-- begin --
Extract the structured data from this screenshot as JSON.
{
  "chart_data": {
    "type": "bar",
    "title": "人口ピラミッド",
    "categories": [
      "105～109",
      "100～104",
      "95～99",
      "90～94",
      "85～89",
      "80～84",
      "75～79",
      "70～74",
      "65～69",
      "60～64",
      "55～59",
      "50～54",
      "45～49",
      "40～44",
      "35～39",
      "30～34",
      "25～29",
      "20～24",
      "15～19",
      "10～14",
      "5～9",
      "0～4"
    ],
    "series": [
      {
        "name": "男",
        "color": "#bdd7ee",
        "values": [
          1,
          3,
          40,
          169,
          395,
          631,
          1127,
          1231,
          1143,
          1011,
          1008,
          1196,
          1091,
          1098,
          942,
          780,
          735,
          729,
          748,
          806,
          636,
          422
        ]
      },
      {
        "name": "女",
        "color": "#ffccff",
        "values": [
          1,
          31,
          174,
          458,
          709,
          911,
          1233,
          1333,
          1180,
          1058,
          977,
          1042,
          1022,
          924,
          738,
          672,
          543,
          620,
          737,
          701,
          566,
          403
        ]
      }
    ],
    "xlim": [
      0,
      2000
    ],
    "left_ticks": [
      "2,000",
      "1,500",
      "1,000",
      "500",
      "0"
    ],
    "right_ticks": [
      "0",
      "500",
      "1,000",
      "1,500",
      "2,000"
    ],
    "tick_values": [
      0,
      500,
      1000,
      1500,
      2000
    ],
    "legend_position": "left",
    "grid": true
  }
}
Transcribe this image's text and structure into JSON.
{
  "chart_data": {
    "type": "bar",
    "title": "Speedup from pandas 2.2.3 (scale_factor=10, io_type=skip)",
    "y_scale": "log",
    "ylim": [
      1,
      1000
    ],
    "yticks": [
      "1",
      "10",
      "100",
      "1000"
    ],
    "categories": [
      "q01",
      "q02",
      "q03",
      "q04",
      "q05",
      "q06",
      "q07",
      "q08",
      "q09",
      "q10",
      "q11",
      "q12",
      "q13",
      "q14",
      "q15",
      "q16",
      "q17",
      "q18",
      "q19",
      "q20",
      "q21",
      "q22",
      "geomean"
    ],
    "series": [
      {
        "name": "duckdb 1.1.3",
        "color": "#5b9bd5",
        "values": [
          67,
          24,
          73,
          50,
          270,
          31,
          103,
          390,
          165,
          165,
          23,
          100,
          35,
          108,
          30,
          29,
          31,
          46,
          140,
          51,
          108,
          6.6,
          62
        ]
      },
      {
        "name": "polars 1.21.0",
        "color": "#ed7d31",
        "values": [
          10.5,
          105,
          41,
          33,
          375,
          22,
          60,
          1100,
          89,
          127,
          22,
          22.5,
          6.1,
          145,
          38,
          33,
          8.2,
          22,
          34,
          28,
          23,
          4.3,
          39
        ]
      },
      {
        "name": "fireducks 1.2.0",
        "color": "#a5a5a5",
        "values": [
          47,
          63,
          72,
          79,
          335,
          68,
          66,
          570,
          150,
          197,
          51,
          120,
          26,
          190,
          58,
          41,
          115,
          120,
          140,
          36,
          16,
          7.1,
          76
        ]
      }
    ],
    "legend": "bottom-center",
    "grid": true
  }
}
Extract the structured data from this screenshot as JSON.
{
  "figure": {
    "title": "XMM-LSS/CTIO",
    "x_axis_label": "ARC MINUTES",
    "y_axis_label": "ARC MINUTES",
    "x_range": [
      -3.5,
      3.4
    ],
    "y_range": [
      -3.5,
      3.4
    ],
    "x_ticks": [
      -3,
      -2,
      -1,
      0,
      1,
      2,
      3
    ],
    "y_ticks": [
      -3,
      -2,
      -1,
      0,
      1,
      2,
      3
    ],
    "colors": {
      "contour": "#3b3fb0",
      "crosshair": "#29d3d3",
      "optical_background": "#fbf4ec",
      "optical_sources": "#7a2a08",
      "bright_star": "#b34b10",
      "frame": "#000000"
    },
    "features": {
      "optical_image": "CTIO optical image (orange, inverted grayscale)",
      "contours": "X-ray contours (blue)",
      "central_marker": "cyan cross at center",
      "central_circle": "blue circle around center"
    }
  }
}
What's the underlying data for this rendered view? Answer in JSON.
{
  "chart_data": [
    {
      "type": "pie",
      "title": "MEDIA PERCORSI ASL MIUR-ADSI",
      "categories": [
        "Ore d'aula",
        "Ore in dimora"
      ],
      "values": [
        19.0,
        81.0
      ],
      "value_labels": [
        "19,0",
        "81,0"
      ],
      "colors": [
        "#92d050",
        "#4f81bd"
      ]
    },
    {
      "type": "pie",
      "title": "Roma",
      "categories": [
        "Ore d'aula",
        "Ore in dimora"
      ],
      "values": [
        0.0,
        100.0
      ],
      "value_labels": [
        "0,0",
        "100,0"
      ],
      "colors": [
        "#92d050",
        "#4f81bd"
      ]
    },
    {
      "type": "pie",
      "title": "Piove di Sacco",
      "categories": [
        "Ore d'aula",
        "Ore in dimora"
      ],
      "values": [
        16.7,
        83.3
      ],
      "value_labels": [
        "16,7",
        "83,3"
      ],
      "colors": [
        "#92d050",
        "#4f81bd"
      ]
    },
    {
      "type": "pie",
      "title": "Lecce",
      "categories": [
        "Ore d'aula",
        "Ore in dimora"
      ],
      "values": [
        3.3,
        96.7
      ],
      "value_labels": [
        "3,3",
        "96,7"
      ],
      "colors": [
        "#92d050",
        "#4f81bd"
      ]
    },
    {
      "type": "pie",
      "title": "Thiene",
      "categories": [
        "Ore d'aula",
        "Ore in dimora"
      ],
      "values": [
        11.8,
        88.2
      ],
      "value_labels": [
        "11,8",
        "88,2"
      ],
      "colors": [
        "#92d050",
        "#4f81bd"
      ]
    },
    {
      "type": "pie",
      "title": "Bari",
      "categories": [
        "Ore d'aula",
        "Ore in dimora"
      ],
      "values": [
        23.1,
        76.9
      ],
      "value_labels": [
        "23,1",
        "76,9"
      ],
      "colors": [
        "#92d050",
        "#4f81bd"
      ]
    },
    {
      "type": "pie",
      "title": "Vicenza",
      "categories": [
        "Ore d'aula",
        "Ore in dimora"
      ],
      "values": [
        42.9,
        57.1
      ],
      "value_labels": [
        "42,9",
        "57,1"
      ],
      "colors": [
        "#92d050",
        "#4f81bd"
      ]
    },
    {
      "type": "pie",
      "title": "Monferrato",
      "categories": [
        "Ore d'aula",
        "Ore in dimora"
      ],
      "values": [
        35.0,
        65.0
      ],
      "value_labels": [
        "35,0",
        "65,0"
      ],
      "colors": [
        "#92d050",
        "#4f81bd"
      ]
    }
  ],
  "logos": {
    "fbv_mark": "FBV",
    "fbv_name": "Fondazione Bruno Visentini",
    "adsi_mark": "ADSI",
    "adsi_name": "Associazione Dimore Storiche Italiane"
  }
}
-- end --
▶ TASK DETAILS
Transcribe all the entries, keeping each one exactly as it is.

▶ FINISHED TASK
Extract the structured data from this screenshot as JSON.
{
  "chart_data": {
    "type": "bar",
    "title": "人口ピラミッド",
    "categories": [
      "105～109",
      "100～104",
      "95～99",
      "90～94",
      "85～89",
      "80～84",
      "75～79",
      "70～74",
      "65～69",
      "60～64",
      "55～59",
      "50～54",
      "45～49",
      "40～44",
      "35～39",
      "30～34",
      "25～29",
      "20～24",
      "15～19",
      "10～14",
      "5～9",
      "0～4"
    ],
    "series": [
      {
        "name": "男",
        "color": "#bdd7ee",
        "values": [
          1,
          3,
          40,
          169,
          395,
          631,
          1127,
          1231,
          1143,
          1011,
          1008,
          1196,
          1091,
          1098,
          942,
          780,
          735,
          729,
          748,
          806,
          636,
          422
        ]
      },
      {
        "name": "女",
        "color": "#ffccff",
        "values": [
          1,
          31,
          174,
          458,
          709,
          911,
          1233,
          1333,
          1180,
          1058,
          977,
          1042,
          1022,
          924,
          738,
          672,
          543,
          620,
          737,
          701,
          566,
          403
        ]
      }
    ],
    "xlim": [
      0,
      2000
    ],
    "left_ticks": [
      "2,000",
      "1,500",
      "1,000",
      "500",
      "0"
    ],
    "right_ticks": [
      "0",
      "500",
      "1,000",
      "1,500",
      "2,000"
    ],
    "tick_values": [
      0,
      500,
      1000,
      1500,
      2000
    ],
    "legend_position": "left",
    "grid": true
  }
}
Transcribe this image's text and structure into JSON.
{
  "chart_data": {
    "type": "bar",
    "title": "Speedup from pandas 2.2.3 (scale_factor=10, io_type=skip)",
    "y_scale": "log",
    "ylim": [
      1,
      1000
    ],
    "yticks": [
      "1",
      "10",
      "100",
      "1000"
    ],
    "categories": [
      "q01",
      "q02",
      "q03",
      "q04",
      "q05",
      "q06",
      "q07",
      "q08",
      "q09",
      "q10",
      "q11",
      "q12",
      "q13",
      "q14",
      "q15",
      "q16",
      "q17",
      "q18",
      "q19",
      "q20",
      "q21",
      "q22",
      "geomean"
    ],
    "series": [
      {
        "name": "duckdb 1.1.3",
        "color": "#5b9bd5",
        "values": [
          67,
          24,
          73,
          50,
          270,
          31,
          103,
          390,
          165,
          165,
          23,
          100,
          35,
          108,
          30,
          29,
          31,
          46,
          140,
          51,
          108,
          6.6,
          62
        ]
      },
      {
        "name": "polars 1.21.0",
        "color": "#ed7d31",
        "values": [
          10.5,
          105,
          41,
          33,
          375,
          22,
          60,
          1100,
          89,
          127,
          22,
          22.5,
          6.1,
          145,
          38,
          33,
          8.2,
          22,
          34,
          28,
          23,
          4.3,
          39
        ]
      },
      {
        "name": "fireducks 1.2.0",
        "color": "#a5a5a5",
        "values": [
          47,
          63,
          72,
          79,
          335,
          68,
          66,
          570,
          150,
          197,
          51,
          120,
          26,
          190,
          58,
          41,
          115,
          120,
          140,
          36,
          16,
          7.1,
          76
        ]
      }
    ],
    "legend": "bottom-center",
    "grid": true
  }
}
Extract the structured data from this screenshot as JSON.
{
  "figure": {
    "title": "XMM-LSS/CTIO",
    "x_axis_label": "ARC MINUTES",
    "y_axis_label": "ARC MINUTES",
    "x_range": [
      -3.5,
      3.4
    ],
    "y_range": [
      -3.5,
      3.4
    ],
    "x_ticks": [
      -3,
      -2,
      -1,
      0,
      1,
      2,
      3
    ],
    "y_ticks": [
      -3,
      -2,
      -1,
      0,
      1,
      2,
      3
    ],
    "colors": {
      "contour": "#3b3fb0",
      "crosshair": "#29d3d3",
      "optical_background": "#fbf4ec",
      "optical_sources": "#7a2a08",
      "bright_star": "#b34b10",
      "frame": "#000000"
    },
    "features": {
      "optical_image": "CTIO optical image (orange, inverted grayscale)",
      "contours": "X-ray contours (blue)",
      "central_marker": "cyan cross at center",
      "central_circle": "blue circle around center"
    }
  }
}
What's the underlying data for this rendered view? Answer in JSON.
{
  "chart_data": [
    {
      "type": "pie",
      "title": "MEDIA PERCORSI ASL MIUR-ADSI",
      "categories": [
        "Ore d'aula",
        "Ore in dimora"
      ],
      "values": [
        19.0,
        81.0
      ],
      "value_labels": [
        "19,0",
        "81,0"
      ],
      "colors": [
        "#92d050",
        "#4f81bd"
      ]
    },
    {
      "type": "pie",
      "title": "Roma",
      "categories": [
        "Ore d'aula",
        "Ore in dimora"
      ],
      "values": [
        0.0,
        100.0
      ],
      "value_labels": [
        "0,0",
        "100,0"
      ],
      "colors": [
        "#92d050",
        "#4f81bd"
      ]
    },
    {
      "type": "pie",
      "title": "Piove di Sacco",
      "categories": [
        "Ore d'aula",
        "Ore in dimora"
      ],
      "values": [
        16.7,
        83.3
      ],
      "value_labels": [
        "16,7",
        "83,3"
      ],
      "colors": [
        "#92d050",
        "#4f81bd"
      ]
    },
    {
      "type": "pie",
      "title": "Lecce",
      "categories": [
        "Ore d'aula",
        "Ore in dimora"
      ],
      "values": [
        3.3,
        96.7
      ],
      "value_labels": [
        "3,3",
        "96,7"
      ],
      "colors": [
        "#92d050",
        "#4f81bd"
      ]
    },
    {
      "type": "pie",
      "title": "Thiene",
      "categories": [
        "Ore d'aula",
        "Ore in dimora"
      ],
      "values": [
        11.8,
        88.2
      ],
      "value_labels": [
        "11,8",
        "88,2"
      ],
      "colors": [
        "#92d050",
        "#4f81bd"
      ]
    },
    {
      "type": "pie",
      "title": "Bari",
      "categories": [
        "Ore d'aula",
        "Ore in dimora"
      ],
      "values": [
        23.1,
        76.9
      ],
      "value_labels": [
        "23,1",
        "76,9"
      ],
      "colors": [
        "#92d050",
        "#4f81bd"
      ]
    },
    {
      "type": "pie",
      "title": "Vicenza",
      "categories": [
        "Ore d'aula",
        "Ore in dimora"
      ],
      "values": [
        42.9,
        57.1
      ],
      "value_labels": [
        "42,9",
        "57,1"
      ],
      "colors": [
        "#92d050",
        "#4f81bd"
      ]
    },
    {
      "type": "pie",
      "title": "Monferrato",
      "categories": [
        "Ore d'aula",
        "Ore in dimora"
      ],
      "values": [
        35.0,
        65.0
      ],
      "value_labels": [
        "35,0",
        "65,0"
      ],
      "colors": [
        "#92d050",
        "#4f81bd"
      ]
    }
  ],
  "logos": {
    "fbv_mark": "FBV",
    "fbv_name": "Fondazione Bruno Visentini",
    "adsi_mark": "ADSI",
    "adsi_name": "Associazione Dimore Storiche Italiane"
  }
}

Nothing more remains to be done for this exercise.